Copy out all lines that hold "train".

- - - - -

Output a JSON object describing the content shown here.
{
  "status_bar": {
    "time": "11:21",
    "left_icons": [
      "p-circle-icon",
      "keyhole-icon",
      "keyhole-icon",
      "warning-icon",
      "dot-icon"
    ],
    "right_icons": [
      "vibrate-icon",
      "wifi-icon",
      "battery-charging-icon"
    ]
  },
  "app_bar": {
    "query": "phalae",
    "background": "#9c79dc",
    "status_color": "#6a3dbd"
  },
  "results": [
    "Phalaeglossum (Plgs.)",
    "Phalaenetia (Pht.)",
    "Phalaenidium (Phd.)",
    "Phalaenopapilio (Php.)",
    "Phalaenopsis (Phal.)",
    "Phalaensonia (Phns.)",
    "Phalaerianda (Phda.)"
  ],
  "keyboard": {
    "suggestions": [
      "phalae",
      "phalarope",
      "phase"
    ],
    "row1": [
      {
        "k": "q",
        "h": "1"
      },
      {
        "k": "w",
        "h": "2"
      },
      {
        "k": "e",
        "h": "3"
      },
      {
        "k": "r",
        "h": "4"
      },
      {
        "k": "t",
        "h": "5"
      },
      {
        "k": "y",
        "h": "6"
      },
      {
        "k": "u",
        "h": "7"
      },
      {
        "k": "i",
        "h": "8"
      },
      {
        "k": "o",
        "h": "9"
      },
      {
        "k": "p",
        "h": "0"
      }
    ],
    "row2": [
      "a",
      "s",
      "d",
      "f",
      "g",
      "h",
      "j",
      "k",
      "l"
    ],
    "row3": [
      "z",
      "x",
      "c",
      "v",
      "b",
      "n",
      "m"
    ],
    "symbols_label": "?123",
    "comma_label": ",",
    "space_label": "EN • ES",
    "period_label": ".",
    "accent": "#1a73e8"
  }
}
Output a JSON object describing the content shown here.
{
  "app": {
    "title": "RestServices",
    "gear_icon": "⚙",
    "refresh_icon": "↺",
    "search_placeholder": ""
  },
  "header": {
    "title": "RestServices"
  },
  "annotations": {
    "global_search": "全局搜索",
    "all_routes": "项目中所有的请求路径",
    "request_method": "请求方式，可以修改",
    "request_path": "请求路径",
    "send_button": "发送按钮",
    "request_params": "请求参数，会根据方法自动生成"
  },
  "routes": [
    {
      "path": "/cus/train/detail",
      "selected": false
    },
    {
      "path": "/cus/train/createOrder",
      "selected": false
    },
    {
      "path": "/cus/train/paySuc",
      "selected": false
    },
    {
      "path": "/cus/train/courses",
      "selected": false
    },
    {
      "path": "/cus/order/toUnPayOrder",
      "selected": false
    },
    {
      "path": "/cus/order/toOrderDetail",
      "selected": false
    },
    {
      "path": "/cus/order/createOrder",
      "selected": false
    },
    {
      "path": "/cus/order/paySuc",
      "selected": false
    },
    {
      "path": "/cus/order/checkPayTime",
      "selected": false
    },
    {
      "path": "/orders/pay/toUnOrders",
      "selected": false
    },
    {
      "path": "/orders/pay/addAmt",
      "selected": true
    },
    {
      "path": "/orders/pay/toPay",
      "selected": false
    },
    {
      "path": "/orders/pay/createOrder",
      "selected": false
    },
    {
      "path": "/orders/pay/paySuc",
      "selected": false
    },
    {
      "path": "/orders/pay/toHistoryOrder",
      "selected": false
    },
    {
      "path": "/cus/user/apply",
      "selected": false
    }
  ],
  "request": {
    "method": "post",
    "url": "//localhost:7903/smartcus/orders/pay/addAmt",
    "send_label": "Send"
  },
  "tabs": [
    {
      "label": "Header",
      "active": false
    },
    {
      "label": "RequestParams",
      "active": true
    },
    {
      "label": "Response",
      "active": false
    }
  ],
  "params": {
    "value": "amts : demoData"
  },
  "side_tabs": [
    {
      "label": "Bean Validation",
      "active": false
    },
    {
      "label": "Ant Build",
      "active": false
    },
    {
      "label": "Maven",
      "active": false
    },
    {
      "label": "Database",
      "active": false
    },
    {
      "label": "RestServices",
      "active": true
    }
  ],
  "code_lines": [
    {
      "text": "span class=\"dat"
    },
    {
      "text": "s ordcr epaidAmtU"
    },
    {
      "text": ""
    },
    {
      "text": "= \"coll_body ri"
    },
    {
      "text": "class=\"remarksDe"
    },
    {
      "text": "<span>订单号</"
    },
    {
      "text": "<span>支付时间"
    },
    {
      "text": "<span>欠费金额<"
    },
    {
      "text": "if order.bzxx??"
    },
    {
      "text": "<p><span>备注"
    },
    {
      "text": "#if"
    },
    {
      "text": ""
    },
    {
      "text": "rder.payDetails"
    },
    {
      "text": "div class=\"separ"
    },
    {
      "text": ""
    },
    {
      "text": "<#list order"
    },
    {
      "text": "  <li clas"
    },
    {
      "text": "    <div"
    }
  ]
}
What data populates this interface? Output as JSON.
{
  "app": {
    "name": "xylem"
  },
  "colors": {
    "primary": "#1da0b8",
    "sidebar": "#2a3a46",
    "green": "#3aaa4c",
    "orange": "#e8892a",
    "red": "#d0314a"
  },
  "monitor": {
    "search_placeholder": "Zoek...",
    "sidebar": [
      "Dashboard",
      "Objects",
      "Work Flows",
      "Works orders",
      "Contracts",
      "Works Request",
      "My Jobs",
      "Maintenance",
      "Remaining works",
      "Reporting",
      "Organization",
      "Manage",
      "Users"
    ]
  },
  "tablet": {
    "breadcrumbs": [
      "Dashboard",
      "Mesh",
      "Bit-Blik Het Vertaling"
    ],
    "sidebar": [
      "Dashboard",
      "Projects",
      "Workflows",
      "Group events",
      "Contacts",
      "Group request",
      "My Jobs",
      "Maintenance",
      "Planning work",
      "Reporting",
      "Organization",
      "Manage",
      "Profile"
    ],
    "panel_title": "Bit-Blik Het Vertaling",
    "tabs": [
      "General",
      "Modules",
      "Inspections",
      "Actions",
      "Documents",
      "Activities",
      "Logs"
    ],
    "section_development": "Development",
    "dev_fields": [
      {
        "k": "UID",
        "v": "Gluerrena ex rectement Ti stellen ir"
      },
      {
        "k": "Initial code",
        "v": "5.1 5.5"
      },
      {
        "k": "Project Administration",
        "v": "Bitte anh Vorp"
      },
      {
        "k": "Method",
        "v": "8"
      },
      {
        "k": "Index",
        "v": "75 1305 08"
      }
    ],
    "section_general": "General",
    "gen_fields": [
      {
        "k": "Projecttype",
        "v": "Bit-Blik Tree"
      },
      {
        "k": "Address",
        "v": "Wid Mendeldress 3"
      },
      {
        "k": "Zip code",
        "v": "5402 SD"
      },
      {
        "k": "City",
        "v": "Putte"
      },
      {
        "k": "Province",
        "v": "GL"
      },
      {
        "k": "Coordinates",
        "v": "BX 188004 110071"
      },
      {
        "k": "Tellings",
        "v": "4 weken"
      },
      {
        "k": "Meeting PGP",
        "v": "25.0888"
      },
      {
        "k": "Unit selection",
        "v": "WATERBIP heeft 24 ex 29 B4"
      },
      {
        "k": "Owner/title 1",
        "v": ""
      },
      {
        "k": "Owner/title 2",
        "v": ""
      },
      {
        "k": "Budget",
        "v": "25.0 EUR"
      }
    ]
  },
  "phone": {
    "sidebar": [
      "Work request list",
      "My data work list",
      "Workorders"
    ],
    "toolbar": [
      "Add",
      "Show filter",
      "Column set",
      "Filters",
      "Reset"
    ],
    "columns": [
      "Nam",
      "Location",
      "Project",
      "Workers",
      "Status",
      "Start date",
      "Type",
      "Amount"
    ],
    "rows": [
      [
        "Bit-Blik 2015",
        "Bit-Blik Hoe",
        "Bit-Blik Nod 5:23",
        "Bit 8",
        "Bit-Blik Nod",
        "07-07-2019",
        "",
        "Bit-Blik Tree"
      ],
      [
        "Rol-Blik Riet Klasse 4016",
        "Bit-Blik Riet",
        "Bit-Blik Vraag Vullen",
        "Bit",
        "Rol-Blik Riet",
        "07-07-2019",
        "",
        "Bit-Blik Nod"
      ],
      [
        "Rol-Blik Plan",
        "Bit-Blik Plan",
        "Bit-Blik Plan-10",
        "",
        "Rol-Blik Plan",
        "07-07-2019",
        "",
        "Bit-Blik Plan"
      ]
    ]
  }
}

- - - - -

### WRITTEN RESPONSE
      "path": "/cus/train/detail",
      "path": "/cus/train/createOrder",
      "path": "/cus/train/paySuc",
      "path": "/cus/train/courses",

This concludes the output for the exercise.